-------- Entries provided --------
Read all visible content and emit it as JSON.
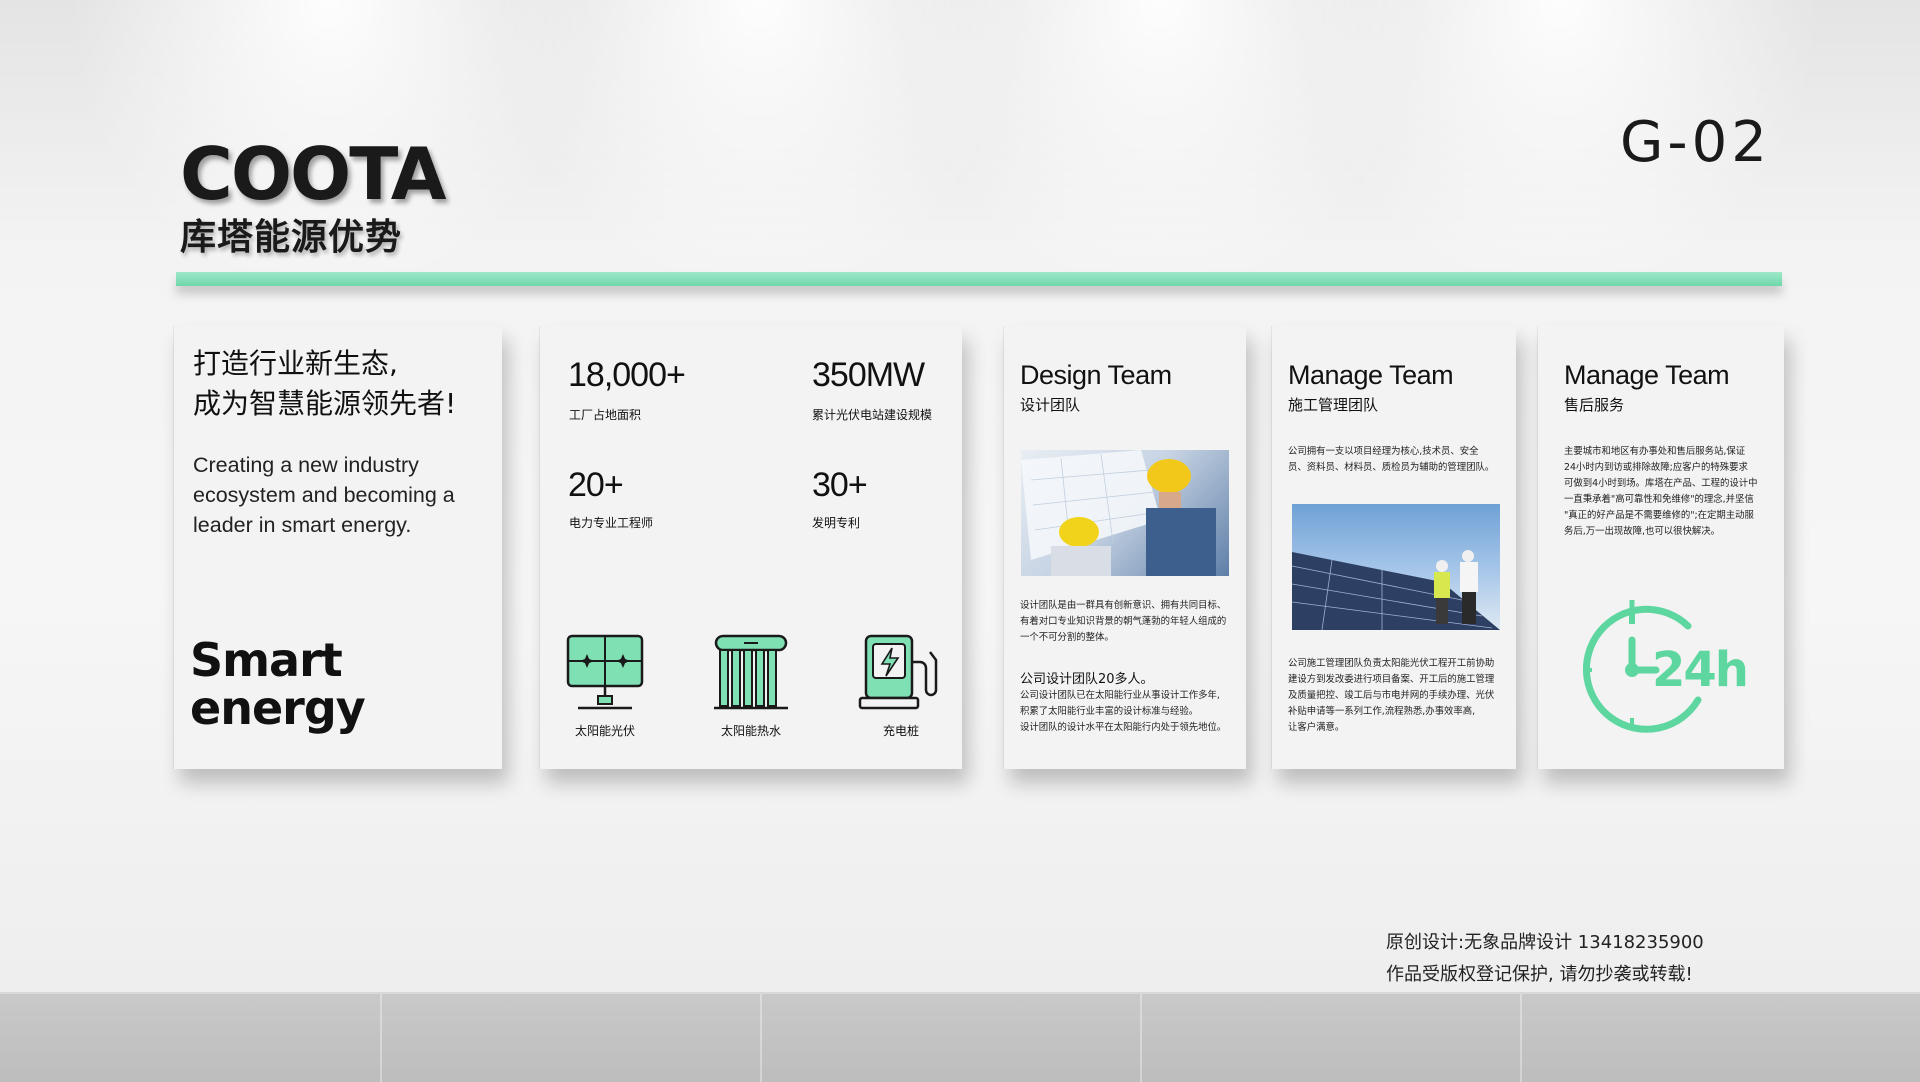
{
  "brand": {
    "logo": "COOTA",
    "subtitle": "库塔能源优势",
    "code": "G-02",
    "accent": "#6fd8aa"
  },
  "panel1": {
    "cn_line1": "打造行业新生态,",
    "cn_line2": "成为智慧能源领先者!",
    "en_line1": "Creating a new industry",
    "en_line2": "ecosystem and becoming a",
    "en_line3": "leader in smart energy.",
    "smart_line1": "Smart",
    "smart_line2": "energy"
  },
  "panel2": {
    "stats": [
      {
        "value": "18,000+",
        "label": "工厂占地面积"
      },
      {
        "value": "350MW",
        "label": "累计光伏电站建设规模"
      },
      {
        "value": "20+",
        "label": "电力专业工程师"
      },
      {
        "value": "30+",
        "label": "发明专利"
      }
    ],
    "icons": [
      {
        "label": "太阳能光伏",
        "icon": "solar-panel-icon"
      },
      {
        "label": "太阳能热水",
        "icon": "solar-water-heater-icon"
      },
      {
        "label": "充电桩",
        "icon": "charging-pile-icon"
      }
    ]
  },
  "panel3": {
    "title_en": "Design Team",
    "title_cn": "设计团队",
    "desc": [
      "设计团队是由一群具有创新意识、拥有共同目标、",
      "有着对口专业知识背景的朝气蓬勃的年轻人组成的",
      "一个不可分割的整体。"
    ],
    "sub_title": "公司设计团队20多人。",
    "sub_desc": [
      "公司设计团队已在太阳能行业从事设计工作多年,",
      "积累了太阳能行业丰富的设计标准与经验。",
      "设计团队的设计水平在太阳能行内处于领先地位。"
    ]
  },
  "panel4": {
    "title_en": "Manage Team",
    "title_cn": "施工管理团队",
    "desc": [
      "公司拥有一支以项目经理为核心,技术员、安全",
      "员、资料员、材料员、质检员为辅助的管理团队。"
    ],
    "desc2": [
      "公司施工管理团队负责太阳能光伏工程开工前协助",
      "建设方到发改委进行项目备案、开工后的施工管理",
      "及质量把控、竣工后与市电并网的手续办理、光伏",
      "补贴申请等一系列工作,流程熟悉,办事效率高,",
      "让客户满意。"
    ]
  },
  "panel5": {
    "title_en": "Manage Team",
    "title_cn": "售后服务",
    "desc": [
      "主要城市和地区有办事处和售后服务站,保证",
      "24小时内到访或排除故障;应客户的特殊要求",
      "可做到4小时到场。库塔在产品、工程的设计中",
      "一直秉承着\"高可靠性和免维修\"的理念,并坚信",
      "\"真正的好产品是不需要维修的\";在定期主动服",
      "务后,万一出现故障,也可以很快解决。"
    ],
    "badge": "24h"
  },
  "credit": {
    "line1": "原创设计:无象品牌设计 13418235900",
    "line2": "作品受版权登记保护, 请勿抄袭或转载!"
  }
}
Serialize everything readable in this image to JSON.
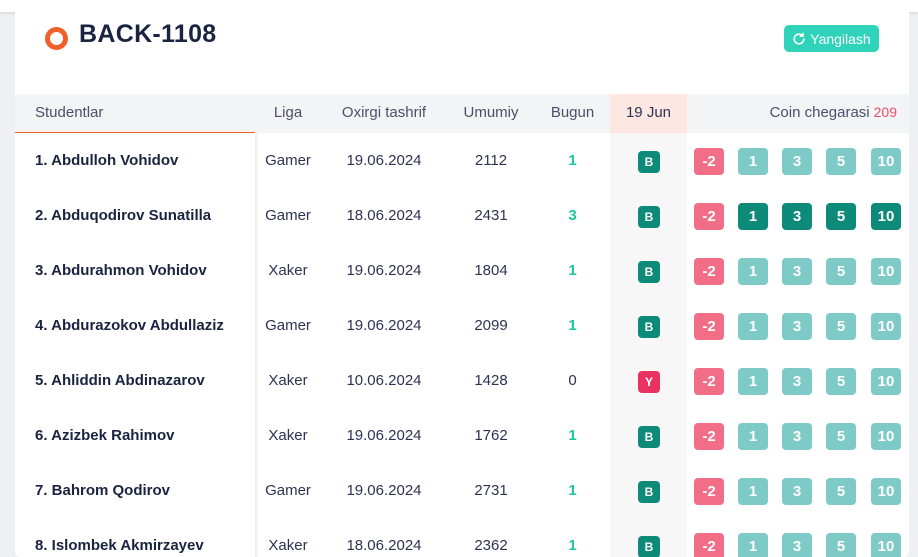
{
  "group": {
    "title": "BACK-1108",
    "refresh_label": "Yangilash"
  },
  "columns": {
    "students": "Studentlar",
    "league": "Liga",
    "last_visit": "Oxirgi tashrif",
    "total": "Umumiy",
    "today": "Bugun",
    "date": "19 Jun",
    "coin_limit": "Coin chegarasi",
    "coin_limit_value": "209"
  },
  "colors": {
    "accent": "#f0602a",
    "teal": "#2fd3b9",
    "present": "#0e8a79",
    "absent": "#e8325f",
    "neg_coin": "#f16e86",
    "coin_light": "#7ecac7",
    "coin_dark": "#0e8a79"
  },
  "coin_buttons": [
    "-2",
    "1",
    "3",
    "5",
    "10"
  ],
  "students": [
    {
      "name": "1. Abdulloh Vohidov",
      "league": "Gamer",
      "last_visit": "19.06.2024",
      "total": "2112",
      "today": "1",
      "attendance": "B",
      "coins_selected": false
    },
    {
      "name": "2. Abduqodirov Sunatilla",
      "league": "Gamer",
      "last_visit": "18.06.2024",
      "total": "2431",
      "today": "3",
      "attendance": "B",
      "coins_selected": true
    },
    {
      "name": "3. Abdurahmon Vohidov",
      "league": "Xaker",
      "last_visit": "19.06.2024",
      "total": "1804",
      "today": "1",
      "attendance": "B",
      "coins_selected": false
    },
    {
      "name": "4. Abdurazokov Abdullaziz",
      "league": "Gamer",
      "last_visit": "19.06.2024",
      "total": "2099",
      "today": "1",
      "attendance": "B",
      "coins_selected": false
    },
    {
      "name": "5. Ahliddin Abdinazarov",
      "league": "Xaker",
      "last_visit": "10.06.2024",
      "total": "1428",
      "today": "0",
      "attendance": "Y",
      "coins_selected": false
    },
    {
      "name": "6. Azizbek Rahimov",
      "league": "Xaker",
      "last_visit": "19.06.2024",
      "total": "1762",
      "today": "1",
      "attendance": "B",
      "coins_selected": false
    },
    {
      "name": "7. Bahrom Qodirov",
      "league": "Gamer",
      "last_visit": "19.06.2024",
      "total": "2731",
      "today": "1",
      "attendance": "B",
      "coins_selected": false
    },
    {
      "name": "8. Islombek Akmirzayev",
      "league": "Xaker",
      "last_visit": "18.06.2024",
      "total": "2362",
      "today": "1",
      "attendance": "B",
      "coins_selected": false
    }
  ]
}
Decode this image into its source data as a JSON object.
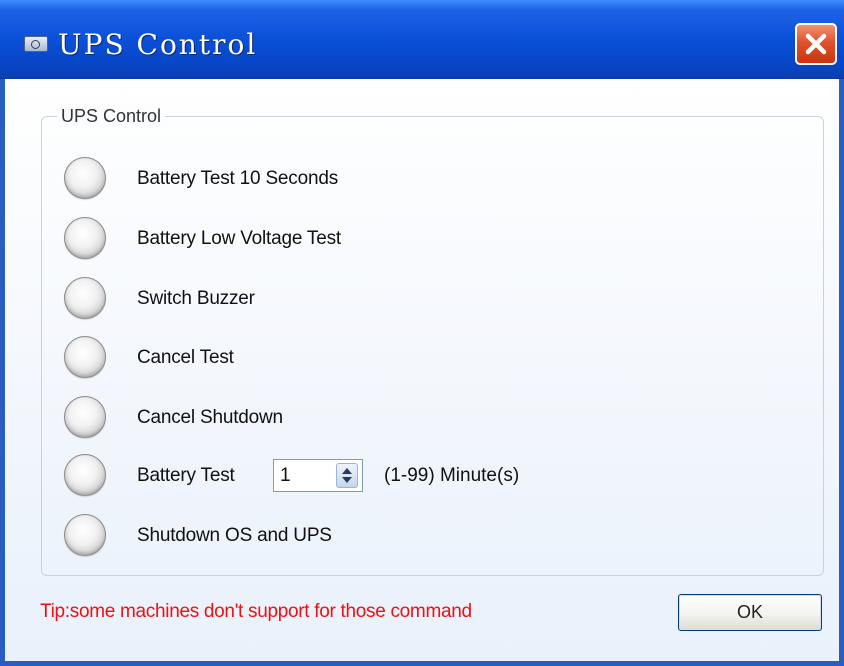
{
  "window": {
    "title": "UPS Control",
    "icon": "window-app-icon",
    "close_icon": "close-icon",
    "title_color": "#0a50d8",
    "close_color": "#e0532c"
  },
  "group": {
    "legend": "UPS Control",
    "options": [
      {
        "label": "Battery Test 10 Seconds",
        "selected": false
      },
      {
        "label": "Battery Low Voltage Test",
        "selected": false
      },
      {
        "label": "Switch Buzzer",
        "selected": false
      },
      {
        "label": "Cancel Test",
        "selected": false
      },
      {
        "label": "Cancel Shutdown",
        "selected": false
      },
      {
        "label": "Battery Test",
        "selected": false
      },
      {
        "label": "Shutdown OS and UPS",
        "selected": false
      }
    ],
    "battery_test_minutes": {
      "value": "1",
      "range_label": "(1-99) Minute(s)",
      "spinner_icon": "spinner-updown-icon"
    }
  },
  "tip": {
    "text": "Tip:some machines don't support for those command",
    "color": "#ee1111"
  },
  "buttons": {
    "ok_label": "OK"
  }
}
--------
Quote the material in full and exactly; do not carry over its pictures.

Read all visible content and emit it as JSON.
{
  "brand": {
    "logo": "COOTA",
    "subtitle": "库塔能源优势",
    "code": "G-02",
    "accent": "#6fd8aa"
  },
  "panel1": {
    "cn_line1": "打造行业新生态,",
    "cn_line2": "成为智慧能源领先者!",
    "en_line1": "Creating a new industry",
    "en_line2": "ecosystem and becoming a",
    "en_line3": "leader in smart energy.",
    "smart_line1": "Smart",
    "smart_line2": "energy"
  },
  "panel2": {
    "stats": [
      {
        "value": "18,000+",
        "label": "工厂占地面积"
      },
      {
        "value": "350MW",
        "label": "累计光伏电站建设规模"
      },
      {
        "value": "20+",
        "label": "电力专业工程师"
      },
      {
        "value": "30+",
        "label": "发明专利"
      }
    ],
    "icons": [
      {
        "label": "太阳能光伏",
        "icon": "solar-panel-icon"
      },
      {
        "label": "太阳能热水",
        "icon": "solar-water-heater-icon"
      },
      {
        "label": "充电桩",
        "icon": "charging-pile-icon"
      }
    ]
  },
  "panel3": {
    "title_en": "Design Team",
    "title_cn": "设计团队",
    "desc": [
      "设计团队是由一群具有创新意识、拥有共同目标、",
      "有着对口专业知识背景的朝气蓬勃的年轻人组成的",
      "一个不可分割的整体。"
    ],
    "sub_title": "公司设计团队20多人。",
    "sub_desc": [
      "公司设计团队已在太阳能行业从事设计工作多年,",
      "积累了太阳能行业丰富的设计标准与经验。",
      "设计团队的设计水平在太阳能行内处于领先地位。"
    ]
  },
  "panel4": {
    "title_en": "Manage Team",
    "title_cn": "施工管理团队",
    "desc": [
      "公司拥有一支以项目经理为核心,技术员、安全",
      "员、资料员、材料员、质检员为辅助的管理团队。"
    ],
    "desc2": [
      "公司施工管理团队负责太阳能光伏工程开工前协助",
      "建设方到发改委进行项目备案、开工后的施工管理",
      "及质量把控、竣工后与市电并网的手续办理、光伏",
      "补贴申请等一系列工作,流程熟悉,办事效率高,",
      "让客户满意。"
    ]
  },
  "panel5": {
    "title_en": "Manage Team",
    "title_cn": "售后服务",
    "desc": [
      "主要城市和地区有办事处和售后服务站,保证",
      "24小时内到访或排除故障;应客户的特殊要求",
      "可做到4小时到场。库塔在产品、工程的设计中",
      "一直秉承着\"高可靠性和免维修\"的理念,并坚信",
      "\"真正的好产品是不需要维修的\";在定期主动服",
      "务后,万一出现故障,也可以很快解决。"
    ],
    "badge": "24h"
  },
  "credit": {
    "line1": "原创设计:无象品牌设计 13418235900",
    "line2": "作品受版权登记保护, 请勿抄袭或转载!"
  }
}
Serialize everything readable in this image to JSON.
{
  "group": {
    "title": "BACK-1108",
    "refresh_label": "Yangilash"
  },
  "columns": {
    "students": "Studentlar",
    "league": "Liga",
    "last_visit": "Oxirgi tashrif",
    "total": "Umumiy",
    "today": "Bugun",
    "date": "19 Jun",
    "coin_limit": "Coin chegarasi",
    "coin_limit_value": "209"
  },
  "colors": {
    "accent": "#f0602a",
    "teal": "#2fd3b9",
    "present": "#0e8a79",
    "absent": "#e8325f",
    "neg_coin": "#f16e86",
    "coin_light": "#7ecac7",
    "coin_dark": "#0e8a79"
  },
  "coin_buttons": [
    "-2",
    "1",
    "3",
    "5",
    "10"
  ],
  "students": [
    {
      "name": "1. Abdulloh Vohidov",
      "league": "Gamer",
      "last_visit": "19.06.2024",
      "total": "2112",
      "today": "1",
      "attendance": "B",
      "coins_selected": false
    },
    {
      "name": "2. Abduqodirov Sunatilla",
      "league": "Gamer",
      "last_visit": "18.06.2024",
      "total": "2431",
      "today": "3",
      "attendance": "B",
      "coins_selected": true
    },
    {
      "name": "3. Abdurahmon Vohidov",
      "league": "Xaker",
      "last_visit": "19.06.2024",
      "total": "1804",
      "today": "1",
      "attendance": "B",
      "coins_selected": false
    },
    {
      "name": "4. Abdurazokov Abdullaziz",
      "league": "Gamer",
      "last_visit": "19.06.2024",
      "total": "2099",
      "today": "1",
      "attendance": "B",
      "coins_selected": false
    },
    {
      "name": "5. Ahliddin Abdinazarov",
      "league": "Xaker",
      "last_visit": "10.06.2024",
      "total": "1428",
      "today": "0",
      "attendance": "Y",
      "coins_selected": false
    },
    {
      "name": "6. Azizbek Rahimov",
      "league": "Xaker",
      "last_visit": "19.06.2024",
      "total": "1762",
      "today": "1",
      "attendance": "B",
      "coins_selected": false
    },
    {
      "name": "7. Bahrom Qodirov",
      "league": "Gamer",
      "last_visit": "19.06.2024",
      "total": "2731",
      "today": "1",
      "attendance": "B",
      "coins_selected": false
    },
    {
      "name": "8. Islombek Akmirzayev",
      "league": "Xaker",
      "last_visit": "18.06.2024",
      "total": "2362",
      "today": "1",
      "attendance": "B",
      "coins_selected": false
    }
  ]
}
Decode this image into its source data as a JSON object.
{
  "window": {
    "title": "UPS Control",
    "icon": "window-app-icon",
    "close_icon": "close-icon",
    "title_color": "#0a50d8",
    "close_color": "#e0532c"
  },
  "group": {
    "legend": "UPS Control",
    "options": [
      {
        "label": "Battery Test 10 Seconds",
        "selected": false
      },
      {
        "label": "Battery Low Voltage Test",
        "selected": false
      },
      {
        "label": "Switch Buzzer",
        "selected": false
      },
      {
        "label": "Cancel Test",
        "selected": false
      },
      {
        "label": "Cancel Shutdown",
        "selected": false
      },
      {
        "label": "Battery Test",
        "selected": false
      },
      {
        "label": "Shutdown OS and UPS",
        "selected": false
      }
    ],
    "battery_test_minutes": {
      "value": "1",
      "range_label": "(1-99) Minute(s)",
      "spinner_icon": "spinner-updown-icon"
    }
  },
  "tip": {
    "text": "Tip:some machines don't support for those command",
    "color": "#ee1111"
  },
  "buttons": {
    "ok_label": "OK"
  }
}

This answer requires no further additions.